— Record list —
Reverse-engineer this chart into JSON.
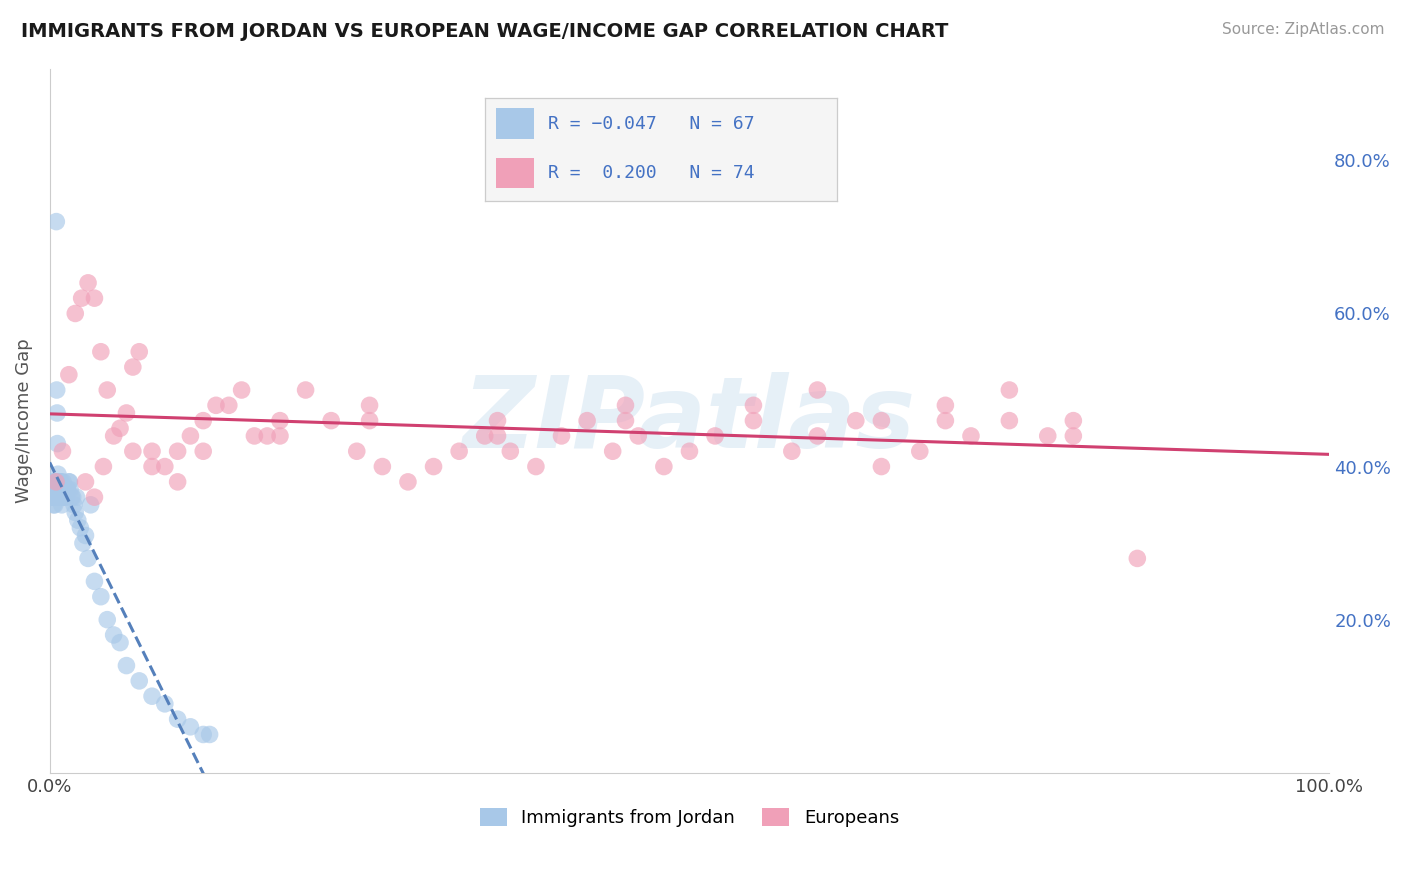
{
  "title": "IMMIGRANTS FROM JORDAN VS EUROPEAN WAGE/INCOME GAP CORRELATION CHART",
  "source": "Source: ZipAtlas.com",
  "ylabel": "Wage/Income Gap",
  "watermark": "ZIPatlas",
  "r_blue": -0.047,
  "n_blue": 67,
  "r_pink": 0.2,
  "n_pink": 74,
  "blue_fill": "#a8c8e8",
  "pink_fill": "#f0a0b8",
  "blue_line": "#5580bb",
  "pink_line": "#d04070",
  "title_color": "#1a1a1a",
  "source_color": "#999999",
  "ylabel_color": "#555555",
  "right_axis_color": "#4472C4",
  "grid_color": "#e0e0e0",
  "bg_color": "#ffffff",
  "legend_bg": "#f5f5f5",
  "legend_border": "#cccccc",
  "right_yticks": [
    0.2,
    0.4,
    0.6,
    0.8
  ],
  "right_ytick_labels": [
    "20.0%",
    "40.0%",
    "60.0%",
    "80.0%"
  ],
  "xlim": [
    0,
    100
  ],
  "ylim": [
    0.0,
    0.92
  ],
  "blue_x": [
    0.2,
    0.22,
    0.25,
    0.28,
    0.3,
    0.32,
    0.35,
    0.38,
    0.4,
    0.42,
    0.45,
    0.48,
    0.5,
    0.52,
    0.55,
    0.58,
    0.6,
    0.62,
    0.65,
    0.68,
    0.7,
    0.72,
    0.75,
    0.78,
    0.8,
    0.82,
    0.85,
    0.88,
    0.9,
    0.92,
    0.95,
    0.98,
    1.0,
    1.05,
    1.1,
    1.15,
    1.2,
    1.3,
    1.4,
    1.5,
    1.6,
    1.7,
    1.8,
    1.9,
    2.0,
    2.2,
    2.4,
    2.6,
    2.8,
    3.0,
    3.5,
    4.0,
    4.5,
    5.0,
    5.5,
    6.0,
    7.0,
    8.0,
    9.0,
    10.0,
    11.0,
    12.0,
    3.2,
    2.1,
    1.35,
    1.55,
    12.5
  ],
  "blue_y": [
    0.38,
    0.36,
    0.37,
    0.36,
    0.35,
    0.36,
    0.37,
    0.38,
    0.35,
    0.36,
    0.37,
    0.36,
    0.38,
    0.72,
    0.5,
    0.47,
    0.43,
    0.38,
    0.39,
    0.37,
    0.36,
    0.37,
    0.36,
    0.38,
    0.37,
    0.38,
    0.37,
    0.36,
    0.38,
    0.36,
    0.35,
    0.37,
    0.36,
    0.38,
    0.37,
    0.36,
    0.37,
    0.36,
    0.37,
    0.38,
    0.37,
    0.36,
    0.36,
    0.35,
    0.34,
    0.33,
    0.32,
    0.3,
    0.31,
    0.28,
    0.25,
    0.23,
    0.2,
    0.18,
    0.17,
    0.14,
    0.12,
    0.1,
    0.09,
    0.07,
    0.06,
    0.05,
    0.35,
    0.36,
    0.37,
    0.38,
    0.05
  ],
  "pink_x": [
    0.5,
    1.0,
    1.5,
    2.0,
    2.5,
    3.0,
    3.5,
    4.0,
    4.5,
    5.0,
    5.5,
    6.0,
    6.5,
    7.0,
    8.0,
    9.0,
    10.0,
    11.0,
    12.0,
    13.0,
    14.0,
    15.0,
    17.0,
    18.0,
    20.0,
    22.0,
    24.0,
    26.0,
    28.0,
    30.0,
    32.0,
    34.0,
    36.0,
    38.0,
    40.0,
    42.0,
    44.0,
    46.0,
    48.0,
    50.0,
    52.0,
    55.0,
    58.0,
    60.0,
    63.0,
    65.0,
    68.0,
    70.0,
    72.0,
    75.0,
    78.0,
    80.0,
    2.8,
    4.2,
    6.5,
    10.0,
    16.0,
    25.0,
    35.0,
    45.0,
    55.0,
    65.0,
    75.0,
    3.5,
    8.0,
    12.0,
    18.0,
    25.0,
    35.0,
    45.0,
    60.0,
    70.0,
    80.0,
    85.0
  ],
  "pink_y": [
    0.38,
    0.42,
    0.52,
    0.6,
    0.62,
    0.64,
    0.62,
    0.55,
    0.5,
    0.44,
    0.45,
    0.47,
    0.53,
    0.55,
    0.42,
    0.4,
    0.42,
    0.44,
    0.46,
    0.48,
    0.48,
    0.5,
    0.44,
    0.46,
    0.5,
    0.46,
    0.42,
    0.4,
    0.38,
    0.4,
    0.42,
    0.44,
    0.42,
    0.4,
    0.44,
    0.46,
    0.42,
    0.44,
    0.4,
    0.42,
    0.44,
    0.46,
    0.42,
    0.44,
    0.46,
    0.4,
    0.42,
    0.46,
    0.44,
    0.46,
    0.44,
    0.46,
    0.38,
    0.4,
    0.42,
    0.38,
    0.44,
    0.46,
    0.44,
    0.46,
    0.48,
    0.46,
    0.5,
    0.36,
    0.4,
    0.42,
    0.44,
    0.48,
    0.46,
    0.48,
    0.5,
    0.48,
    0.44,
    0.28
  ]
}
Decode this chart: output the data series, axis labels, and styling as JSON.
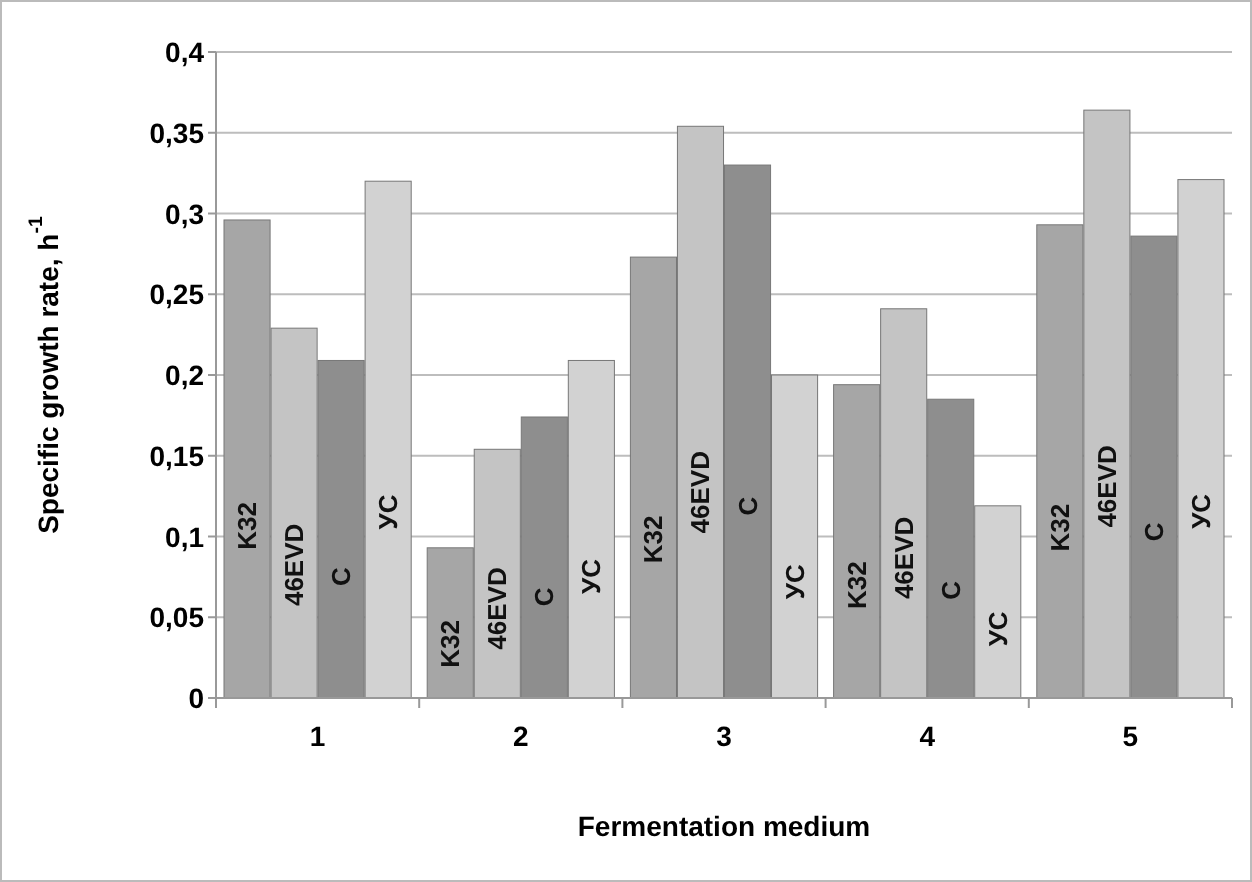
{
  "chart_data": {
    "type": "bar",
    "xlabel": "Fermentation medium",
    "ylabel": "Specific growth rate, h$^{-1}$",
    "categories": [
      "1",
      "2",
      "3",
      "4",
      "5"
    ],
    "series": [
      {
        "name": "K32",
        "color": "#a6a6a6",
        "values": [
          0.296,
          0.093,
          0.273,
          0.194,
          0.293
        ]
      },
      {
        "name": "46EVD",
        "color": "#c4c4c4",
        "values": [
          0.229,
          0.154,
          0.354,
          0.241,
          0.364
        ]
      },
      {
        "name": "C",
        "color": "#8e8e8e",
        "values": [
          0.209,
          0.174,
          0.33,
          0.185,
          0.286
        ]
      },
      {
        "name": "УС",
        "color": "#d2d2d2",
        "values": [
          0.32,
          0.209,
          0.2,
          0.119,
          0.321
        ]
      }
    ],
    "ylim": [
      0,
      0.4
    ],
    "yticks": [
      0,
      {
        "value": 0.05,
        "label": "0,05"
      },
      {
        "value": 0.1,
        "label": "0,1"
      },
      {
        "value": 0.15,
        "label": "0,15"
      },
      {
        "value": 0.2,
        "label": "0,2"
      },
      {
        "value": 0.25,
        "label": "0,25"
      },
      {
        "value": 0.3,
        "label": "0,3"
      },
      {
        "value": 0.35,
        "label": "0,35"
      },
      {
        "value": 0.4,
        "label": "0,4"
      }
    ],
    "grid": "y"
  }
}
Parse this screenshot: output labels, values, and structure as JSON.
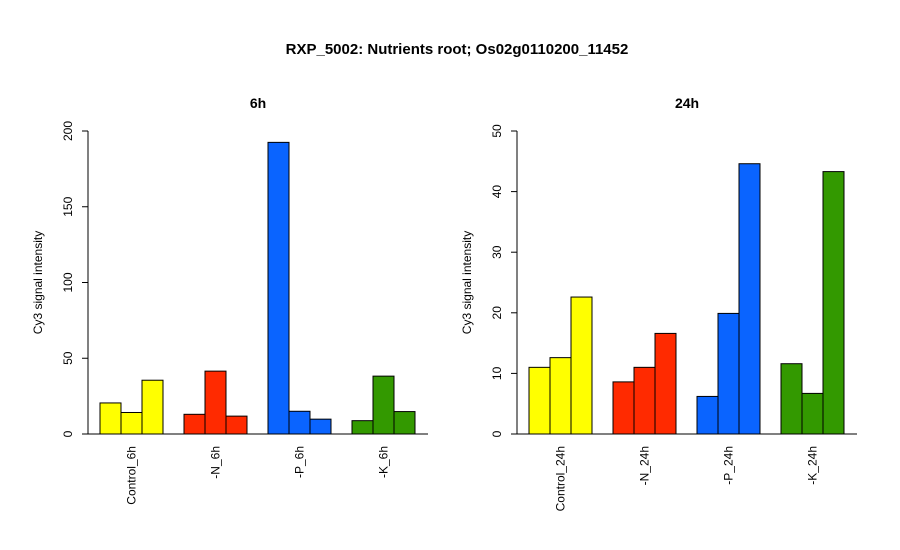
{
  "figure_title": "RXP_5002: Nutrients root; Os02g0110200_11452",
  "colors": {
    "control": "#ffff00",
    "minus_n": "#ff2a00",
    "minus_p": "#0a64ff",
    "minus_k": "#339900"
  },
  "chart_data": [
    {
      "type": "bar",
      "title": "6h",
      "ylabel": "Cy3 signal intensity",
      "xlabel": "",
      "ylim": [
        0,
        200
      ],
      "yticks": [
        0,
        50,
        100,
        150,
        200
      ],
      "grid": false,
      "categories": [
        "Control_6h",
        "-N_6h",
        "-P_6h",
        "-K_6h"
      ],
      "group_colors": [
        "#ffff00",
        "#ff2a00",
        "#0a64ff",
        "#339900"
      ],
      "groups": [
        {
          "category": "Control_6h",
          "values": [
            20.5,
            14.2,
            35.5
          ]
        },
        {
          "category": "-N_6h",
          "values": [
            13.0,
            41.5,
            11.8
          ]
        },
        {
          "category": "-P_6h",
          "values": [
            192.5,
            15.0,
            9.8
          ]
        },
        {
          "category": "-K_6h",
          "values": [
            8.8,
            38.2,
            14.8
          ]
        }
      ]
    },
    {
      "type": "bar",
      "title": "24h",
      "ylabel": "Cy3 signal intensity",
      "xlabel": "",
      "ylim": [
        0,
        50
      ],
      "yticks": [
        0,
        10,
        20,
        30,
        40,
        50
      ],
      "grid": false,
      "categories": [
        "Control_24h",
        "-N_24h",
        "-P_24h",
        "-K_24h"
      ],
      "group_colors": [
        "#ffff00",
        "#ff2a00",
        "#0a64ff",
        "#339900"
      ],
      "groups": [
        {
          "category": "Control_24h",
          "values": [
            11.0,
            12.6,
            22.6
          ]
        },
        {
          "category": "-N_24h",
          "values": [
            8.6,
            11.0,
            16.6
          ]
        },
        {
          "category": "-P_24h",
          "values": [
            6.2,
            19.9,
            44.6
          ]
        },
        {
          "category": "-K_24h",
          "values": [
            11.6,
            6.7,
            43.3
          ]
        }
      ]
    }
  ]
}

— Challenge —
In the entries above, identify every line with the string "this".

— Exercise result —
Reverse-engineer this chart into JSON.
Decode this chart: output the data series, axis labels, and styling as JSON.
Parse this screenshot: output labels, values, and structure as JSON.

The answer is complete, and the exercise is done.